[EXERCISE OBJECTIVE]:
Within the data below, state how many lines contain the string "name". Provide the number only.

Data extracted from a collection:
##########

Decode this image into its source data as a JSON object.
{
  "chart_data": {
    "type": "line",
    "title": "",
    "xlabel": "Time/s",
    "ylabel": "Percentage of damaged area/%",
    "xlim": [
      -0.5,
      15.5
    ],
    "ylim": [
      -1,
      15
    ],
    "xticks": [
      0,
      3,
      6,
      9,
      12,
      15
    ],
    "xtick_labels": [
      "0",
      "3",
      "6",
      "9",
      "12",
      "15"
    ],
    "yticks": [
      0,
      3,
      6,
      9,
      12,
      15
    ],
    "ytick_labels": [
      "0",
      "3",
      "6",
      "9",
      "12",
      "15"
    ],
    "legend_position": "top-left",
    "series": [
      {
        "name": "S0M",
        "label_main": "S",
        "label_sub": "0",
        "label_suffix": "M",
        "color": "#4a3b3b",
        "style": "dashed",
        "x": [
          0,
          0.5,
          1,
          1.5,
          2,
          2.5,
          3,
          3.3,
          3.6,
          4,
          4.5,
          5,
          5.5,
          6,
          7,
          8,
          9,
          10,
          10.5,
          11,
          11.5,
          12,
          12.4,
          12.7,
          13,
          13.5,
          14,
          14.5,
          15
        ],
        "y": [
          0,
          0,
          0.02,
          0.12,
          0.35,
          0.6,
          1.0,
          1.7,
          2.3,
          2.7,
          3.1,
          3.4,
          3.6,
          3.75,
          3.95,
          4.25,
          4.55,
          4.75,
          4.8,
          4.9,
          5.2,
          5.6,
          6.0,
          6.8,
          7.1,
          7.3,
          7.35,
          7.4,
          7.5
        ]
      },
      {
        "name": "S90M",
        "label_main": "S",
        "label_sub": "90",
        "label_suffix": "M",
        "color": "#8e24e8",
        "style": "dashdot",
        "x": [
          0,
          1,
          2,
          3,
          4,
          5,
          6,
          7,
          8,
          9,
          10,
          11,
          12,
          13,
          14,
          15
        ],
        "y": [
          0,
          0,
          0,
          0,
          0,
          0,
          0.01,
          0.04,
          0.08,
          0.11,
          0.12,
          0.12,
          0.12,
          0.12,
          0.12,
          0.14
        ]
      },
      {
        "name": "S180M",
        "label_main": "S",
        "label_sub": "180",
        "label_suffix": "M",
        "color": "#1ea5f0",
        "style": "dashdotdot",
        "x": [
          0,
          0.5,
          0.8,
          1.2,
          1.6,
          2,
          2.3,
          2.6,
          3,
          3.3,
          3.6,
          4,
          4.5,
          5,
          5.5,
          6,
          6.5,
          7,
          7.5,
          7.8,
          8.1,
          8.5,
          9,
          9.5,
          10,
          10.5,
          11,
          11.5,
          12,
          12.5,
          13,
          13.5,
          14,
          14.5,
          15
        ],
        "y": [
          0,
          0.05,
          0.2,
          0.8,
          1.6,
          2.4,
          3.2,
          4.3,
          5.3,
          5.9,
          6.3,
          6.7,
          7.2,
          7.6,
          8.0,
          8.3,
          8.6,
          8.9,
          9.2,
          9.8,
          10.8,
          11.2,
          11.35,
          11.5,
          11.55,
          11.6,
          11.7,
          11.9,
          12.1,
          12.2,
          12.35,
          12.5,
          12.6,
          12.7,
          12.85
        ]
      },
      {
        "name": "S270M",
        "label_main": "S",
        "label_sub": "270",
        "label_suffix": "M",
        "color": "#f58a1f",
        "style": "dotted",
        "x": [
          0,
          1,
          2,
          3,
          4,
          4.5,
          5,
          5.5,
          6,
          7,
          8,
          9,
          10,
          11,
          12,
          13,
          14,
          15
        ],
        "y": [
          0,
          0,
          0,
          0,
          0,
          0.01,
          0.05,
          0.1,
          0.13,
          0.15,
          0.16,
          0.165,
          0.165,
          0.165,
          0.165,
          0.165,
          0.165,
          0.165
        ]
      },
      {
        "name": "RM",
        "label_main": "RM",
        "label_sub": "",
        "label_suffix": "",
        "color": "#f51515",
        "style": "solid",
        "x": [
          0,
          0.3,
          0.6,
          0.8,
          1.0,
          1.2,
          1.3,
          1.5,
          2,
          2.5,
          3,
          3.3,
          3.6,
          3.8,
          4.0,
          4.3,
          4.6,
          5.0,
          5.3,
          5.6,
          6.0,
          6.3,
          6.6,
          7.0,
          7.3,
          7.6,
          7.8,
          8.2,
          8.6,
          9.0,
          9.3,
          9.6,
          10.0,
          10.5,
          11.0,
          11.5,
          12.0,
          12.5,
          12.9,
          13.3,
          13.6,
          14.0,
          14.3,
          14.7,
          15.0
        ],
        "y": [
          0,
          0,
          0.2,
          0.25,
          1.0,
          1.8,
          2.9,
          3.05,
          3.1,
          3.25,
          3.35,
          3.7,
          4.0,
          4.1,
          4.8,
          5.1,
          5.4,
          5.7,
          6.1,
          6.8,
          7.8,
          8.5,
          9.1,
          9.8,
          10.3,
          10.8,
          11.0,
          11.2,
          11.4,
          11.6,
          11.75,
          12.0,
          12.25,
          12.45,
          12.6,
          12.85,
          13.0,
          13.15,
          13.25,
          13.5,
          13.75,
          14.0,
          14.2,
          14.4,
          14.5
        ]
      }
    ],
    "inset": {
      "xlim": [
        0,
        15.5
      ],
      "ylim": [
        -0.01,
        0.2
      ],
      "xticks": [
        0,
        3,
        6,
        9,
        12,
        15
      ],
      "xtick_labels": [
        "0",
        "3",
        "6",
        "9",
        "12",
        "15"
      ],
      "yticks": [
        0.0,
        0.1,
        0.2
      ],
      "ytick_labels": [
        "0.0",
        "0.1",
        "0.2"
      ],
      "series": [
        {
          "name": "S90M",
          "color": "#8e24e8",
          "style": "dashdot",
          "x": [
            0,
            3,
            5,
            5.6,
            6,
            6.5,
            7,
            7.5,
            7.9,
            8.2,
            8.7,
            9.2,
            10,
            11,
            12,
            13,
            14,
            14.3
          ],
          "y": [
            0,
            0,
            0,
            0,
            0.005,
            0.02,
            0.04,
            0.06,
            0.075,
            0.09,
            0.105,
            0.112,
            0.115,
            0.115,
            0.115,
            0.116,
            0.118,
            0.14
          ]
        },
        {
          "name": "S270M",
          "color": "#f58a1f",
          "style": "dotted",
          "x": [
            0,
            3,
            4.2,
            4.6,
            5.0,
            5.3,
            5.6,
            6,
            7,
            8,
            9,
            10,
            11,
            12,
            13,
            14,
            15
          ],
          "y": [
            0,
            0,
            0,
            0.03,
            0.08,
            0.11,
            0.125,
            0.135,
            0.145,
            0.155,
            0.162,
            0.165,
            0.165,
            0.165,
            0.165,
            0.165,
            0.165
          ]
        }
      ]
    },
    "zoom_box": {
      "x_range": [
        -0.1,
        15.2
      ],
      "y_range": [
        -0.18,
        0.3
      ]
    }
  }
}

##########

[WRITTEN SOLUTION]:
7